Dataset records:
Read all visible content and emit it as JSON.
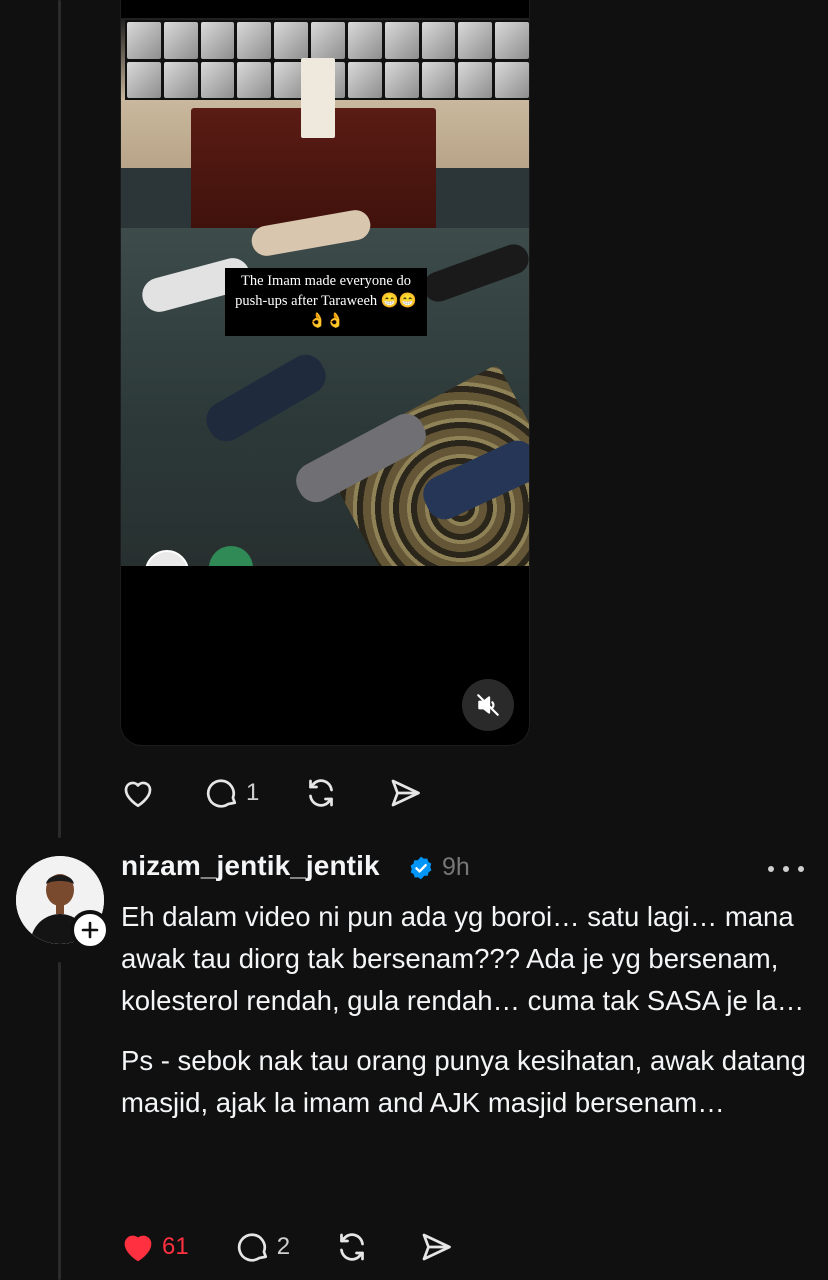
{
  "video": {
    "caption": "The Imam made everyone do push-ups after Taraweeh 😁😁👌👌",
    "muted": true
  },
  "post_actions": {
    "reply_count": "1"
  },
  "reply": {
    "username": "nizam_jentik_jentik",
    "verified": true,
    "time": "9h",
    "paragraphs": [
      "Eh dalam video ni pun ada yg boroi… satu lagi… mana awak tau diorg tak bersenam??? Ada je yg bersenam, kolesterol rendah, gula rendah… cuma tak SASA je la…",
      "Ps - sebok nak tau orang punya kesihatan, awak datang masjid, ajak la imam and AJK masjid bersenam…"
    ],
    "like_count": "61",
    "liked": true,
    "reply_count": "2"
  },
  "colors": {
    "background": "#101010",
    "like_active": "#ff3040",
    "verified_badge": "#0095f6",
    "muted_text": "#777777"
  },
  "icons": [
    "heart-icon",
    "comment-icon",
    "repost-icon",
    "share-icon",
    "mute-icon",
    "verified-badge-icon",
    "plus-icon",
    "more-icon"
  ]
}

==

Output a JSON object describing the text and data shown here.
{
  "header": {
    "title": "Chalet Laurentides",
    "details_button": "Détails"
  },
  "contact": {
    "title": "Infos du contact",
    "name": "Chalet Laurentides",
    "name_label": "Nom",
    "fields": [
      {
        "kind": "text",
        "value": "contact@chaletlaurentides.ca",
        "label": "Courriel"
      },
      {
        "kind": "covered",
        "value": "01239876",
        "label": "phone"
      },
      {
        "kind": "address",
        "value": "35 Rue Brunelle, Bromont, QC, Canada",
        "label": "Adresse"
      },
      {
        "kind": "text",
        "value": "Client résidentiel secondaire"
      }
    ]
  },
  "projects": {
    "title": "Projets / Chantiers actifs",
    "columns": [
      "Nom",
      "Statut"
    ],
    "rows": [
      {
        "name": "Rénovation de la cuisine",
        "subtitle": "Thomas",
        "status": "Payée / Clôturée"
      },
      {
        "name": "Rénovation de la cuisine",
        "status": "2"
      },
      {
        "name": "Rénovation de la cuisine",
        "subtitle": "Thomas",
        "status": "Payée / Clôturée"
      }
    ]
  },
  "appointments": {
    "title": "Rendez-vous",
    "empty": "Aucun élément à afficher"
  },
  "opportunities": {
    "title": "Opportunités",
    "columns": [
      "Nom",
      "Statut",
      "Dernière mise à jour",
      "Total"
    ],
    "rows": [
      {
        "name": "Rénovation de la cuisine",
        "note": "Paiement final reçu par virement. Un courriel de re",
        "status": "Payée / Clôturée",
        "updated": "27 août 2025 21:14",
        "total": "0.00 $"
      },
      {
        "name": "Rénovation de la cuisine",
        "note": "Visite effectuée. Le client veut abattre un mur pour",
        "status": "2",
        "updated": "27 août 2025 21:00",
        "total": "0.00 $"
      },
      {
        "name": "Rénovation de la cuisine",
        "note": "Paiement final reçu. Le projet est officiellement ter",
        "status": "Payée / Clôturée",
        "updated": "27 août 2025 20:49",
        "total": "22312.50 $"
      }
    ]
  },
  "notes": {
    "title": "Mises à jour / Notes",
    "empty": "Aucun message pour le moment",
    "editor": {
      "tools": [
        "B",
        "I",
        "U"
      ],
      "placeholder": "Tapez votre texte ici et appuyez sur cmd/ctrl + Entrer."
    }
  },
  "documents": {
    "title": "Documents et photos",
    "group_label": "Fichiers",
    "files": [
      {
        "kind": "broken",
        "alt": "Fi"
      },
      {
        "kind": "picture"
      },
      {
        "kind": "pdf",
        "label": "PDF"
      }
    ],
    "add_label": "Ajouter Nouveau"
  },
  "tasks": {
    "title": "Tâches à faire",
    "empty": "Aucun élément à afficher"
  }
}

**SET TASK**
Go through the lines above. Select every one that has the string "bersenam".

**EXERCISE RESULT**
      "Eh dalam video ni pun ada yg boroi… satu lagi… mana awak tau diorg tak bersenam??? Ada je yg bersenam, kolesterol rendah, gula rendah… cuma tak SASA je la…",
      "Ps - sebok nak tau orang punya kesihatan, awak datang masjid, ajak la imam and AJK masjid bersenam…"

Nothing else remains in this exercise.